>> BEGIN PROVIDED MATERIAL

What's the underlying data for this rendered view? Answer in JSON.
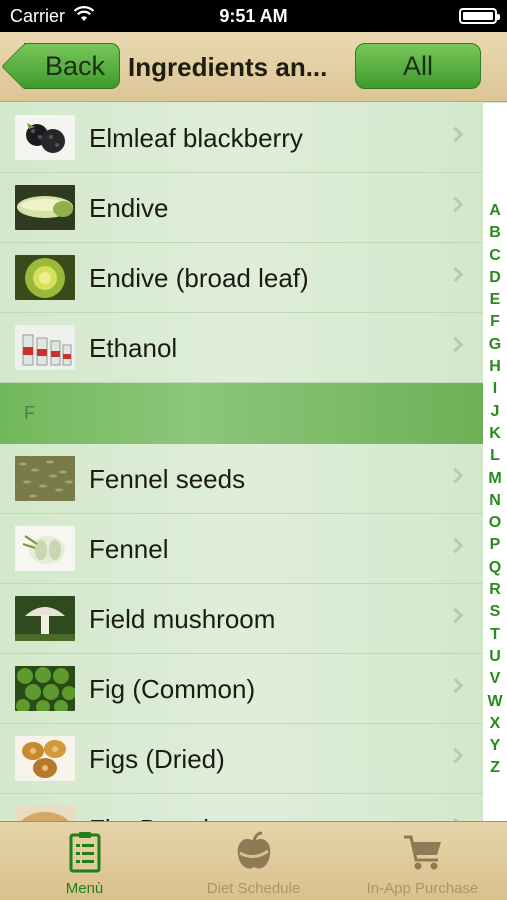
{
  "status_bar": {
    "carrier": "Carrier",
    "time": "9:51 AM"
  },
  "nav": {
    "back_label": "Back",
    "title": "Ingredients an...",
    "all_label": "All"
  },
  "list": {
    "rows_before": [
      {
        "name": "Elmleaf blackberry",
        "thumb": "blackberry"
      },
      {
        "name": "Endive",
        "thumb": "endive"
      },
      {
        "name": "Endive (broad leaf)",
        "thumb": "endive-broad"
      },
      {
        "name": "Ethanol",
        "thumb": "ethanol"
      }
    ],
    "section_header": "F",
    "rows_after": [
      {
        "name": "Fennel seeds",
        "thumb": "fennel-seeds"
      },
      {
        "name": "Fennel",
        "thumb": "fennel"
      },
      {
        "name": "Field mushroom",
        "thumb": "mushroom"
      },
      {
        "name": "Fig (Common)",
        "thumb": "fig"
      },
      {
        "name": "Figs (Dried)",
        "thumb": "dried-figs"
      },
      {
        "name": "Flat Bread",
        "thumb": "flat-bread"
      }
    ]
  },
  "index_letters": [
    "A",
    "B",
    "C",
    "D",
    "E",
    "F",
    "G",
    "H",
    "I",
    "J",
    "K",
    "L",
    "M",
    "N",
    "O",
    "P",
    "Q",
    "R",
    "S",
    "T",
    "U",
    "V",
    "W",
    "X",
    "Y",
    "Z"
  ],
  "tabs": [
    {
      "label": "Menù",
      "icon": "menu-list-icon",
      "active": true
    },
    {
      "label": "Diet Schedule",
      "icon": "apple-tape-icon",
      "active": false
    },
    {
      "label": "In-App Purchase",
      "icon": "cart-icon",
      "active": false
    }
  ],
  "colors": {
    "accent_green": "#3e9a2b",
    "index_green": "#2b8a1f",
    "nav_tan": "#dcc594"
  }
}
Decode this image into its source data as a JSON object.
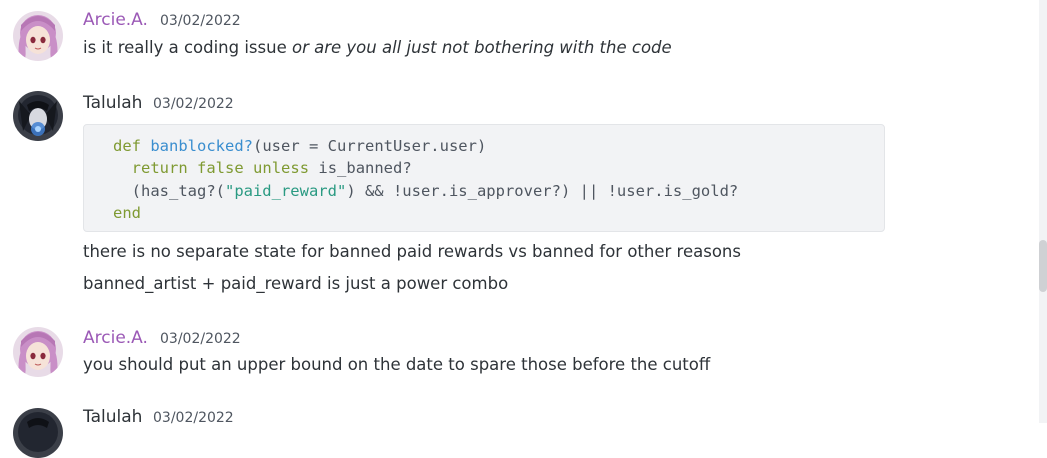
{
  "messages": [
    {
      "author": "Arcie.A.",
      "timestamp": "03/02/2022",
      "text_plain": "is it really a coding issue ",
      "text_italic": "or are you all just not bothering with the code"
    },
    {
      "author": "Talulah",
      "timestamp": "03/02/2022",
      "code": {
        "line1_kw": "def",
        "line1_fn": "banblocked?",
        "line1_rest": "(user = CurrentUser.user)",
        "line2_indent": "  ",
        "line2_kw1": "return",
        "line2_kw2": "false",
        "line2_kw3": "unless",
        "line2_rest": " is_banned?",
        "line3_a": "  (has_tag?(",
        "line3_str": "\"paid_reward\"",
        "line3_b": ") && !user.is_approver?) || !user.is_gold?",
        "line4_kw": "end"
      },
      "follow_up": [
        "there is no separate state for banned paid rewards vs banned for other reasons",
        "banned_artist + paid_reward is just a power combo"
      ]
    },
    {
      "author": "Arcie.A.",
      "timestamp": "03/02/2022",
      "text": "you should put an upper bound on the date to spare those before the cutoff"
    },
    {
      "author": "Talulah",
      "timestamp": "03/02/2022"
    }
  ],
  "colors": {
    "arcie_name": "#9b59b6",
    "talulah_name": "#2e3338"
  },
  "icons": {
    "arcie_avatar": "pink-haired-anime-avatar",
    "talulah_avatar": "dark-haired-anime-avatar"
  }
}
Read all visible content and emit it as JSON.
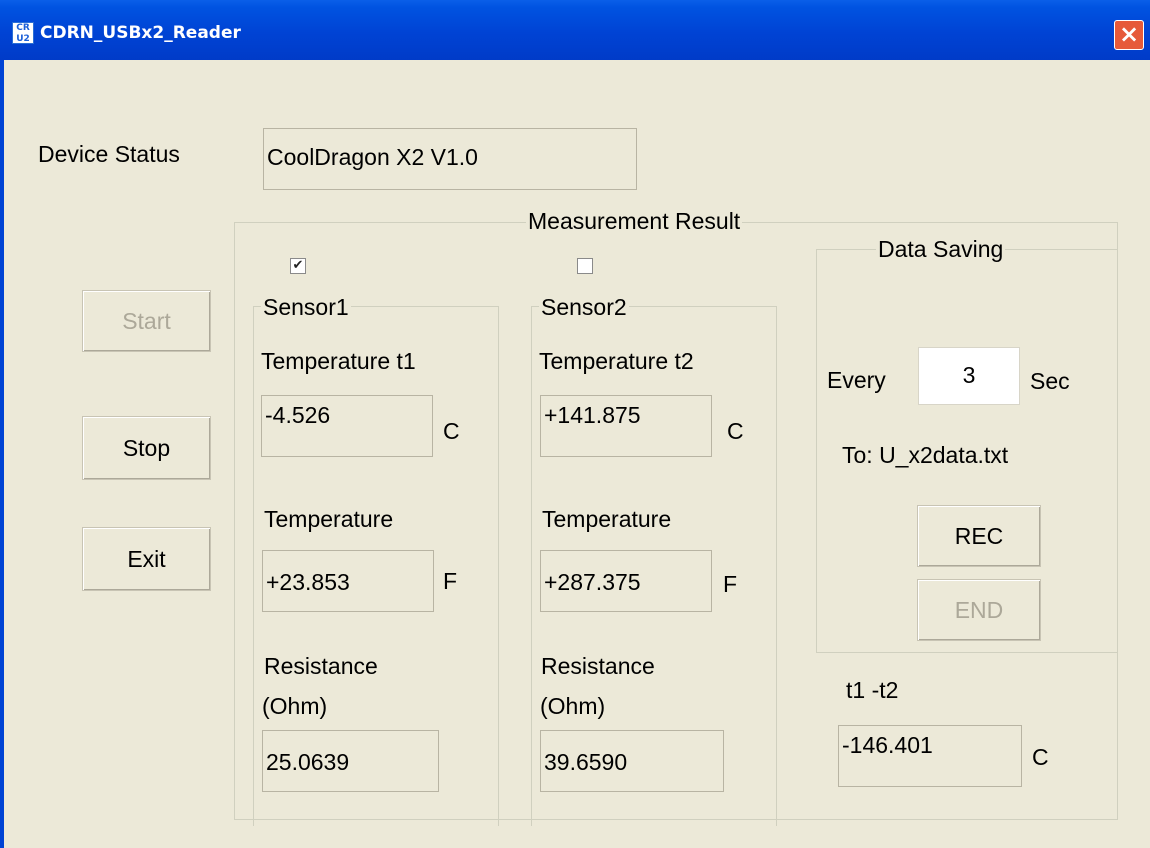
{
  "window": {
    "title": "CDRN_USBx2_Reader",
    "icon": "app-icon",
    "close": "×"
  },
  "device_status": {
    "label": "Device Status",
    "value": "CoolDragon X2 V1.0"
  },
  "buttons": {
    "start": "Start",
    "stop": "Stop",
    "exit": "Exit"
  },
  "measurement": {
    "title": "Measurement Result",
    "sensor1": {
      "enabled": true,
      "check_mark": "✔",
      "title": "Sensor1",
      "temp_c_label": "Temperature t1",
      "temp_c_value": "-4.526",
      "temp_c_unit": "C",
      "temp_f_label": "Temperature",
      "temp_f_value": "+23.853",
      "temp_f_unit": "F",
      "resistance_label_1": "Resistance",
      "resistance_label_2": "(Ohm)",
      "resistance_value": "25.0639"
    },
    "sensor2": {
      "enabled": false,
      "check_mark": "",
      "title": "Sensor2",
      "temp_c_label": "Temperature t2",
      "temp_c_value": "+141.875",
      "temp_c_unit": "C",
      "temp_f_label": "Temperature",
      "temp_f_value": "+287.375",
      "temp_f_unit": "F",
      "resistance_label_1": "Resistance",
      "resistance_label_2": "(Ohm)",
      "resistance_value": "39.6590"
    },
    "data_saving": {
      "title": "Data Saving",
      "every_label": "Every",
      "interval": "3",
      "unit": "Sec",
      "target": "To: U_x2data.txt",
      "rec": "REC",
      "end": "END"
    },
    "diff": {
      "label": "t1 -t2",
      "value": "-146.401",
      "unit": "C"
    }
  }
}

>> END PROVIDED MATERIAL

BRIEF
Look through the listing above. Pick out each line with "seeds" and copy it.

REPLY TO THE EXERCISE
        "name": "Fennel seeds",
        "thumb": "fennel-seeds"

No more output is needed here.